▶ WHAT IS NEEDED
Every record below should be transcribed exactly. Omit the images.

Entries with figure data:
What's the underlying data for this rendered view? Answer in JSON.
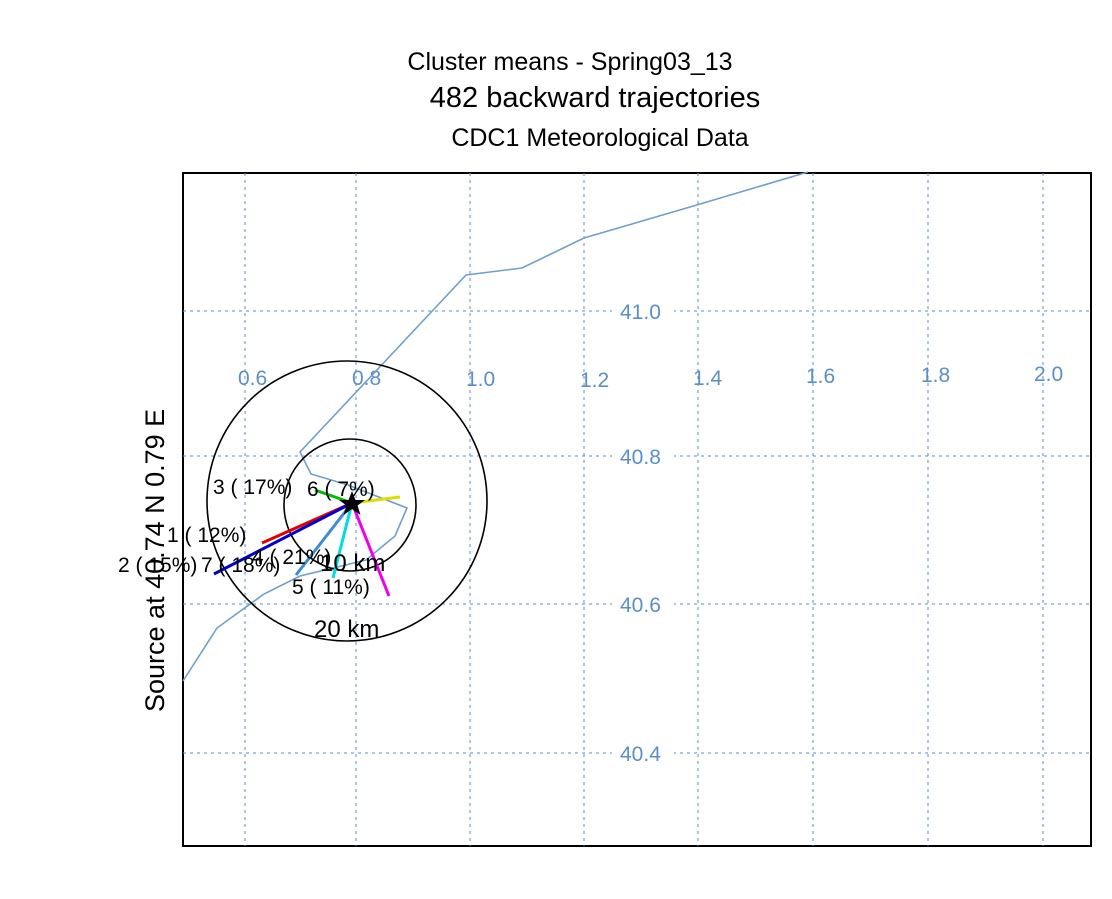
{
  "title": {
    "line1": "Cluster means - Spring03_13",
    "line2": "482 backward trajectories",
    "line3": "CDC1 Meteorological Data"
  },
  "source_label": "Source   at   40.74 N   0.79 E",
  "colors": {
    "grid": "#5b8fc7",
    "trajectory": "#6f9fcc",
    "frame": "#000000"
  },
  "map": {
    "lon_labels": [
      "0.6",
      "0.8",
      "1.0",
      "1.2",
      "1.4",
      "1.6",
      "1.8",
      "2.0"
    ],
    "lat_labels": [
      "41.0",
      "40.8",
      "40.6",
      "40.4"
    ],
    "rings": [
      "10 km",
      "20 km"
    ],
    "source_marker": "star"
  },
  "clusters": [
    {
      "id": "cluster-1",
      "label": "1 ( 12%)",
      "color": "#e00000"
    },
    {
      "id": "cluster-2",
      "label": "2 ( 15%)",
      "color": "#0000cc"
    },
    {
      "id": "cluster-3",
      "label": "3 ( 17%)",
      "color": "#00bb00"
    },
    {
      "id": "cluster-4",
      "label": "4 ( 21%)",
      "color": "#00dddd"
    },
    {
      "id": "cluster-5",
      "label": "5 ( 11%)",
      "color": "#ee00ee"
    },
    {
      "id": "cluster-6",
      "label": "6 (  7%)",
      "color": "#dddd00"
    },
    {
      "id": "cluster-7",
      "label": "7 ( 18%)",
      "color": "#3b8fd0"
    }
  ]
}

▶ EXPECTED ANSWER
What's the underlying data for this rendered view? Answer in JSON.
{
  "title": {
    "line1": "Cluster means - Spring03_13",
    "line2": "482 backward trajectories",
    "line3": "CDC1 Meteorological Data"
  },
  "source_label": "Source   at   40.74 N   0.79 E",
  "colors": {
    "grid": "#5b8fc7",
    "trajectory": "#6f9fcc",
    "frame": "#000000"
  },
  "map": {
    "lon_labels": [
      "0.6",
      "0.8",
      "1.0",
      "1.2",
      "1.4",
      "1.6",
      "1.8",
      "2.0"
    ],
    "lat_labels": [
      "41.0",
      "40.8",
      "40.6",
      "40.4"
    ],
    "rings": [
      "10 km",
      "20 km"
    ],
    "source_marker": "star"
  },
  "clusters": [
    {
      "id": "cluster-1",
      "label": "1 ( 12%)",
      "color": "#e00000"
    },
    {
      "id": "cluster-2",
      "label": "2 ( 15%)",
      "color": "#0000cc"
    },
    {
      "id": "cluster-3",
      "label": "3 ( 17%)",
      "color": "#00bb00"
    },
    {
      "id": "cluster-4",
      "label": "4 ( 21%)",
      "color": "#00dddd"
    },
    {
      "id": "cluster-5",
      "label": "5 ( 11%)",
      "color": "#ee00ee"
    },
    {
      "id": "cluster-6",
      "label": "6 (  7%)",
      "color": "#dddd00"
    },
    {
      "id": "cluster-7",
      "label": "7 ( 18%)",
      "color": "#3b8fd0"
    }
  ]
}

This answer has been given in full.